Given problem:
Leave out every picture, then transcribe the rest of the listing exactly.

** start Data to use **

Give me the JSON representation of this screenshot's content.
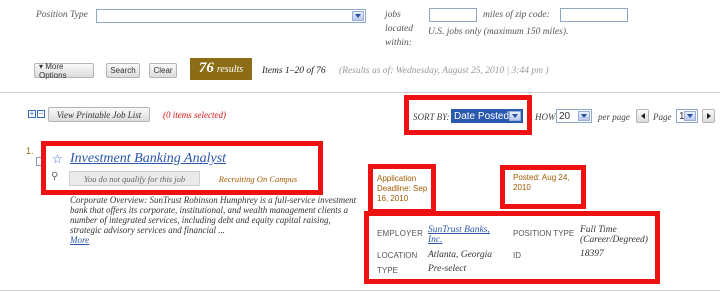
{
  "filters": {
    "position_type_label": "Position Type",
    "jobs_located_within_label": "jobs located within:",
    "miles_label": "miles of zip code:",
    "us_only_note": "U.S. jobs only (maximum 150 miles)."
  },
  "toolbar": {
    "more_options": "▾ More Options",
    "search": "Search",
    "clear": "Clear",
    "results_count": "76",
    "results_word": "results",
    "items_range": "Items 1–20 of 76",
    "results_asof": "(Results as of: Wednesday, August 25, 2010 | 3:44 pm )"
  },
  "listbar": {
    "printable": "View Printable Job List",
    "items_selected": "(0 items selected)",
    "sort_by_label": "SORT BY:",
    "sort_by_value": "Date Posted",
    "show_label": "HOW",
    "per_page_value": "20",
    "per_page_label": "per page",
    "page_label": "Page",
    "page_value": "1"
  },
  "job": {
    "index": "1.",
    "title": "Investment Banking Analyst",
    "qualify_text": "You do not qualify for this job",
    "recruiting_tag": "Recruiting On Campus",
    "description": "Corporate Overview: SunTrust Robinson Humphrey is a full-service investment bank that offers its corporate, institutional, and wealth management clients a number of integrated services, including debt and equity capital raising, strategic advisory services and financial ...",
    "more_link": "More",
    "deadline_label": "Application Deadline:",
    "deadline_value": "Sep 16, 2010",
    "posted_label": "Posted:",
    "posted_value": "Aug 24, 2010",
    "employer_label": "EMPLOYER",
    "employer_value": "SunTrust Banks, Inc.",
    "location_label": "LOCATION",
    "location_value": "Atlanta, Georgia",
    "type_label": "TYPE",
    "type_value": "Pre-select",
    "position_type_label": "POSITION TYPE",
    "position_type_value": "Full Time (Career/Degreed)",
    "id_label": "ID",
    "id_value": "18397"
  },
  "colors": {
    "highlight_border": "#ee1111",
    "results_badge": "#8c6d16",
    "link": "#2a55a8"
  }
}
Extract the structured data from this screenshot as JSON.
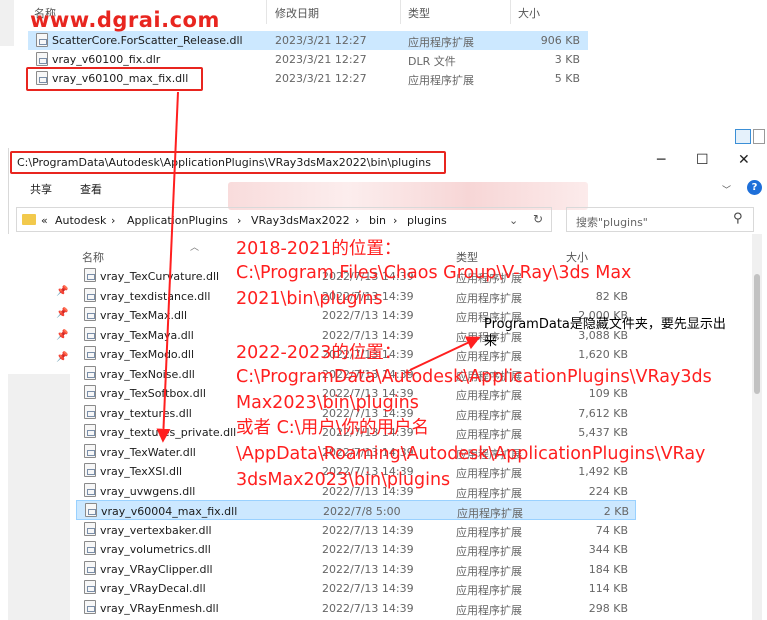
{
  "watermark": "www.dgrai.com",
  "top_window": {
    "headers": {
      "name": "名称",
      "date": "修改日期",
      "type": "类型",
      "size": "大小"
    },
    "files": [
      {
        "name": "ScatterCore.ForScatter_Release.dll",
        "date": "2023/3/21 12:27",
        "type": "应用程序扩展",
        "size": "906 KB",
        "selected": true
      },
      {
        "name": "vray_v60100_fix.dlr",
        "date": "2023/3/21 12:27",
        "type": "DLR 文件",
        "size": "3 KB",
        "selected": false
      },
      {
        "name": "vray_v60100_max_fix.dll",
        "date": "2023/3/21 12:27",
        "type": "应用程序扩展",
        "size": "5 KB",
        "selected": false
      }
    ]
  },
  "front_window": {
    "title_path": "C:\\ProgramData\\Autodesk\\ApplicationPlugins\\VRay3dsMax2022\\bin\\plugins",
    "menu": {
      "share": "共享",
      "view": "查看"
    },
    "breadcrumb": [
      "«",
      "Autodesk",
      "ApplicationPlugins",
      "VRay3dsMax2022",
      "bin",
      "plugins"
    ],
    "search_placeholder": "搜索\"plugins\"",
    "headers": {
      "name": "名称",
      "type": "类型",
      "size": "大小"
    },
    "files": [
      {
        "name": "vray_TexCurvature.dll",
        "date": "2022/7/13 14:39",
        "type": "应用程序扩展",
        "size": "",
        "selected": false
      },
      {
        "name": "vray_texdistance.dll",
        "date": "2022/7/13 14:39",
        "type": "应用程序扩展",
        "size": "82 KB",
        "selected": false
      },
      {
        "name": "vray_TexMax.dll",
        "date": "2022/7/13 14:39",
        "type": "应用程序扩展",
        "size": "2,000 KB",
        "selected": false
      },
      {
        "name": "vray_TexMaya.dll",
        "date": "2022/7/13 14:39",
        "type": "应用程序扩展",
        "size": "3,088 KB",
        "selected": false
      },
      {
        "name": "vray_TexModo.dll",
        "date": "2022/7/13 14:39",
        "type": "应用程序扩展",
        "size": "1,620 KB",
        "selected": false
      },
      {
        "name": "vray_TexNoise.dll",
        "date": "2022/7/13 14:39",
        "type": "应用程序扩展",
        "size": "",
        "selected": false
      },
      {
        "name": "vray_TexSoftbox.dll",
        "date": "2022/7/13 14:39",
        "type": "应用程序扩展",
        "size": "109 KB",
        "selected": false
      },
      {
        "name": "vray_textures.dll",
        "date": "2022/7/13 14:39",
        "type": "应用程序扩展",
        "size": "7,612 KB",
        "selected": false
      },
      {
        "name": "vray_textures_private.dll",
        "date": "2022/7/13 14:39",
        "type": "应用程序扩展",
        "size": "5,437 KB",
        "selected": false
      },
      {
        "name": "vray_TexWater.dll",
        "date": "2022/7/13 14:39",
        "type": "应用程序扩展",
        "size": "",
        "selected": false
      },
      {
        "name": "vray_TexXSI.dll",
        "date": "2022/7/13 14:39",
        "type": "应用程序扩展",
        "size": "1,492 KB",
        "selected": false
      },
      {
        "name": "vray_uvwgens.dll",
        "date": "2022/7/13 14:39",
        "type": "应用程序扩展",
        "size": "224 KB",
        "selected": false
      },
      {
        "name": "vray_v60004_max_fix.dll",
        "date": "2022/7/8 5:00",
        "type": "应用程序扩展",
        "size": "2 KB",
        "selected": true
      },
      {
        "name": "vray_vertexbaker.dll",
        "date": "2022/7/13 14:39",
        "type": "应用程序扩展",
        "size": "74 KB",
        "selected": false
      },
      {
        "name": "vray_volumetrics.dll",
        "date": "2022/7/13 14:39",
        "type": "应用程序扩展",
        "size": "344 KB",
        "selected": false
      },
      {
        "name": "vray_VRayClipper.dll",
        "date": "2022/7/13 14:39",
        "type": "应用程序扩展",
        "size": "184 KB",
        "selected": false
      },
      {
        "name": "vray_VRayDecal.dll",
        "date": "2022/7/13 14:39",
        "type": "应用程序扩展",
        "size": "114 KB",
        "selected": false
      },
      {
        "name": "vray_VRayEnmesh.dll",
        "date": "2022/7/13 14:39",
        "type": "应用程序扩展",
        "size": "298 KB",
        "selected": false
      }
    ]
  },
  "annotations": {
    "loc2018_title": "2018-2021的位置：",
    "loc2018_line1": "C:\\Program Files\\Chaos Group\\V-Ray\\3ds Max",
    "loc2018_line2": "2021\\bin\\plugins",
    "hidden_note_line1": "ProgramData是隐藏文件夹，要先显示出",
    "hidden_note_line2": "来",
    "loc2022_title": "2022-2023的位置：",
    "loc2022_line1": "C:\\ProgramData\\Autodesk\\ApplicationPlugins\\VRay3ds",
    "loc2022_line2": "Max2023\\bin\\plugins",
    "loc2022_line3": "或者 C:\\用户\\你的用户名",
    "loc2022_line4": "\\AppData\\Roaming\\Autodesk\\ApplicationPlugins\\VRay",
    "loc2022_line5": "3dsMax2023\\bin\\plugins"
  }
}
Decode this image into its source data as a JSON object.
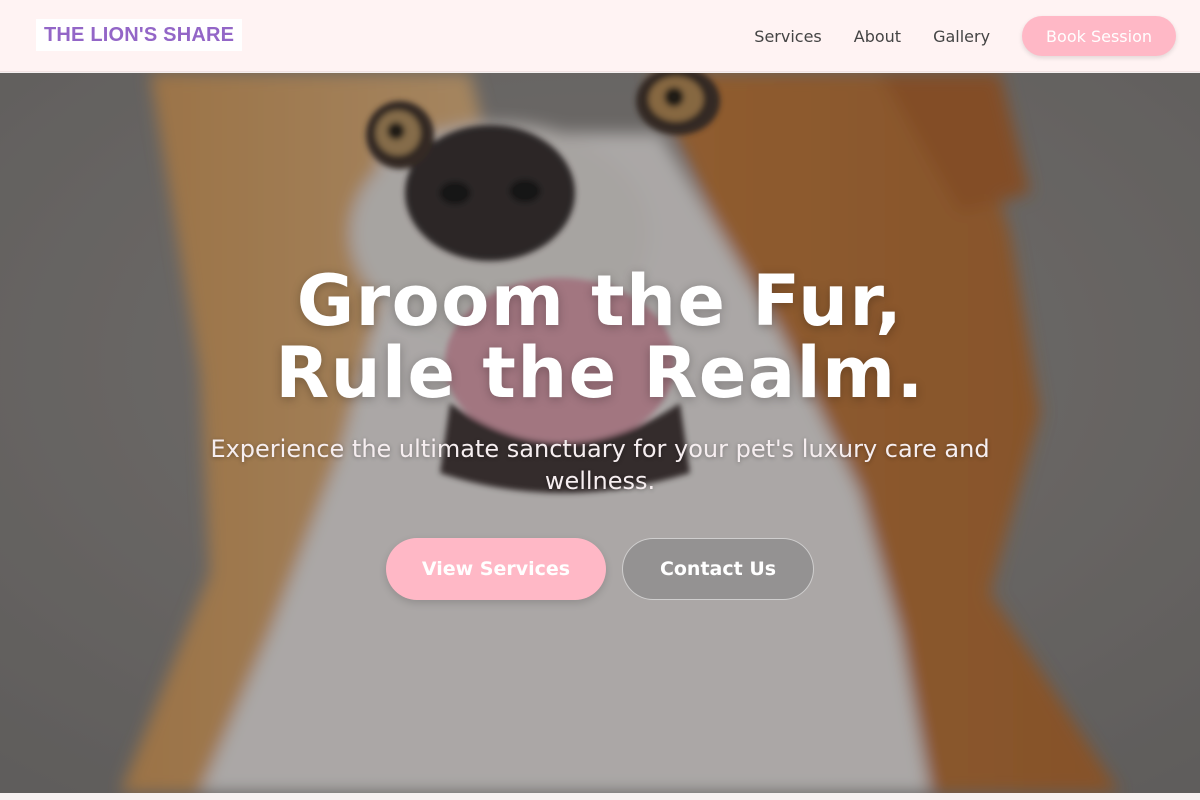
{
  "header": {
    "logo": "THE LION'S SHARE",
    "nav": [
      {
        "label": "Services"
      },
      {
        "label": "About"
      },
      {
        "label": "Gallery"
      }
    ],
    "cta": "Book Session"
  },
  "hero": {
    "headline_line1": "Groom the Fur,",
    "headline_line2": "Rule the Realm.",
    "subheadline": "Experience the ultimate sanctuary for your pet's luxury care and wellness.",
    "primary_button": "View Services",
    "secondary_button": "Contact Us",
    "image": "corgi-dog-closeup-photo"
  },
  "colors": {
    "accent_pink": "#ffb8c6",
    "logo_purple": "#9366c7",
    "header_bg": "#fff3f3",
    "nav_text": "#444444",
    "hero_text": "#ffffff"
  }
}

** end Data to use **

Written answer:
Give me the JSON representation of this screenshot's content.
{
  "filters": {
    "position_type_label": "Position Type",
    "jobs_located_within_label": "jobs located within:",
    "miles_label": "miles of zip code:",
    "us_only_note": "U.S. jobs only (maximum 150 miles)."
  },
  "toolbar": {
    "more_options": "▾ More Options",
    "search": "Search",
    "clear": "Clear",
    "results_count": "76",
    "results_word": "results",
    "items_range": "Items 1–20 of 76",
    "results_asof": "(Results as of: Wednesday, August 25, 2010 | 3:44 pm )"
  },
  "listbar": {
    "printable": "View Printable Job List",
    "items_selected": "(0 items selected)",
    "sort_by_label": "SORT BY:",
    "sort_by_value": "Date Posted",
    "show_label": "HOW",
    "per_page_value": "20",
    "per_page_label": "per page",
    "page_label": "Page",
    "page_value": "1"
  },
  "job": {
    "index": "1.",
    "title": "Investment Banking Analyst",
    "qualify_text": "You do not qualify for this job",
    "recruiting_tag": "Recruiting On Campus",
    "description": "Corporate Overview: SunTrust Robinson Humphrey is a full-service investment bank that offers its corporate, institutional, and wealth management clients a number of integrated services, including debt and equity capital raising, strategic advisory services and financial ...",
    "more_link": "More",
    "deadline_label": "Application Deadline:",
    "deadline_value": "Sep 16, 2010",
    "posted_label": "Posted:",
    "posted_value": "Aug 24, 2010",
    "employer_label": "EMPLOYER",
    "employer_value": "SunTrust Banks, Inc.",
    "location_label": "LOCATION",
    "location_value": "Atlanta, Georgia",
    "type_label": "TYPE",
    "type_value": "Pre-select",
    "position_type_label": "POSITION TYPE",
    "position_type_value": "Full Time (Career/Degreed)",
    "id_label": "ID",
    "id_value": "18397"
  },
  "colors": {
    "highlight_border": "#ee1111",
    "results_badge": "#8c6d16",
    "link": "#2a55a8"
  }
}
Extract the structured data from this screenshot as JSON.
{
  "watermark": "www.dgrai.com",
  "top_window": {
    "headers": {
      "name": "名称",
      "date": "修改日期",
      "type": "类型",
      "size": "大小"
    },
    "files": [
      {
        "name": "ScatterCore.ForScatter_Release.dll",
        "date": "2023/3/21 12:27",
        "type": "应用程序扩展",
        "size": "906 KB",
        "selected": true
      },
      {
        "name": "vray_v60100_fix.dlr",
        "date": "2023/3/21 12:27",
        "type": "DLR 文件",
        "size": "3 KB",
        "selected": false
      },
      {
        "name": "vray_v60100_max_fix.dll",
        "date": "2023/3/21 12:27",
        "type": "应用程序扩展",
        "size": "5 KB",
        "selected": false
      }
    ]
  },
  "front_window": {
    "title_path": "C:\\ProgramData\\Autodesk\\ApplicationPlugins\\VRay3dsMax2022\\bin\\plugins",
    "menu": {
      "share": "共享",
      "view": "查看"
    },
    "breadcrumb": [
      "«",
      "Autodesk",
      "ApplicationPlugins",
      "VRay3dsMax2022",
      "bin",
      "plugins"
    ],
    "search_placeholder": "搜索\"plugins\"",
    "headers": {
      "name": "名称",
      "type": "类型",
      "size": "大小"
    },
    "files": [
      {
        "name": "vray_TexCurvature.dll",
        "date": "2022/7/13 14:39",
        "type": "应用程序扩展",
        "size": "",
        "selected": false
      },
      {
        "name": "vray_texdistance.dll",
        "date": "2022/7/13 14:39",
        "type": "应用程序扩展",
        "size": "82 KB",
        "selected": false
      },
      {
        "name": "vray_TexMax.dll",
        "date": "2022/7/13 14:39",
        "type": "应用程序扩展",
        "size": "2,000 KB",
        "selected": false
      },
      {
        "name": "vray_TexMaya.dll",
        "date": "2022/7/13 14:39",
        "type": "应用程序扩展",
        "size": "3,088 KB",
        "selected": false
      },
      {
        "name": "vray_TexModo.dll",
        "date": "2022/7/13 14:39",
        "type": "应用程序扩展",
        "size": "1,620 KB",
        "selected": false
      },
      {
        "name": "vray_TexNoise.dll",
        "date": "2022/7/13 14:39",
        "type": "应用程序扩展",
        "size": "",
        "selected": false
      },
      {
        "name": "vray_TexSoftbox.dll",
        "date": "2022/7/13 14:39",
        "type": "应用程序扩展",
        "size": "109 KB",
        "selected": false
      },
      {
        "name": "vray_textures.dll",
        "date": "2022/7/13 14:39",
        "type": "应用程序扩展",
        "size": "7,612 KB",
        "selected": false
      },
      {
        "name": "vray_textures_private.dll",
        "date": "2022/7/13 14:39",
        "type": "应用程序扩展",
        "size": "5,437 KB",
        "selected": false
      },
      {
        "name": "vray_TexWater.dll",
        "date": "2022/7/13 14:39",
        "type": "应用程序扩展",
        "size": "",
        "selected": false
      },
      {
        "name": "vray_TexXSI.dll",
        "date": "2022/7/13 14:39",
        "type": "应用程序扩展",
        "size": "1,492 KB",
        "selected": false
      },
      {
        "name": "vray_uvwgens.dll",
        "date": "2022/7/13 14:39",
        "type": "应用程序扩展",
        "size": "224 KB",
        "selected": false
      },
      {
        "name": "vray_v60004_max_fix.dll",
        "date": "2022/7/8 5:00",
        "type": "应用程序扩展",
        "size": "2 KB",
        "selected": true
      },
      {
        "name": "vray_vertexbaker.dll",
        "date": "2022/7/13 14:39",
        "type": "应用程序扩展",
        "size": "74 KB",
        "selected": false
      },
      {
        "name": "vray_volumetrics.dll",
        "date": "2022/7/13 14:39",
        "type": "应用程序扩展",
        "size": "344 KB",
        "selected": false
      },
      {
        "name": "vray_VRayClipper.dll",
        "date": "2022/7/13 14:39",
        "type": "应用程序扩展",
        "size": "184 KB",
        "selected": false
      },
      {
        "name": "vray_VRayDecal.dll",
        "date": "2022/7/13 14:39",
        "type": "应用程序扩展",
        "size": "114 KB",
        "selected": false
      },
      {
        "name": "vray_VRayEnmesh.dll",
        "date": "2022/7/13 14:39",
        "type": "应用程序扩展",
        "size": "298 KB",
        "selected": false
      }
    ]
  },
  "annotations": {
    "loc2018_title": "2018-2021的位置：",
    "loc2018_line1": "C:\\Program Files\\Chaos Group\\V-Ray\\3ds Max",
    "loc2018_line2": "2021\\bin\\plugins",
    "hidden_note_line1": "ProgramData是隐藏文件夹，要先显示出",
    "hidden_note_line2": "来",
    "loc2022_title": "2022-2023的位置：",
    "loc2022_line1": "C:\\ProgramData\\Autodesk\\ApplicationPlugins\\VRay3ds",
    "loc2022_line2": "Max2023\\bin\\plugins",
    "loc2022_line3": "或者 C:\\用户\\你的用户名",
    "loc2022_line4": "\\AppData\\Roaming\\Autodesk\\ApplicationPlugins\\VRay",
    "loc2022_line5": "3dsMax2023\\bin\\plugins"
  }
}
Decode this image into its source data as a JSON object.
{
  "header": {
    "logo": "THE LION'S SHARE",
    "nav": [
      {
        "label": "Services"
      },
      {
        "label": "About"
      },
      {
        "label": "Gallery"
      }
    ],
    "cta": "Book Session"
  },
  "hero": {
    "headline_line1": "Groom the Fur,",
    "headline_line2": "Rule the Realm.",
    "subheadline": "Experience the ultimate sanctuary for your pet's luxury care and wellness.",
    "primary_button": "View Services",
    "secondary_button": "Contact Us",
    "image": "corgi-dog-closeup-photo"
  },
  "colors": {
    "accent_pink": "#ffb8c6",
    "logo_purple": "#9366c7",
    "header_bg": "#fff3f3",
    "nav_text": "#444444",
    "hero_text": "#ffffff"
  }
}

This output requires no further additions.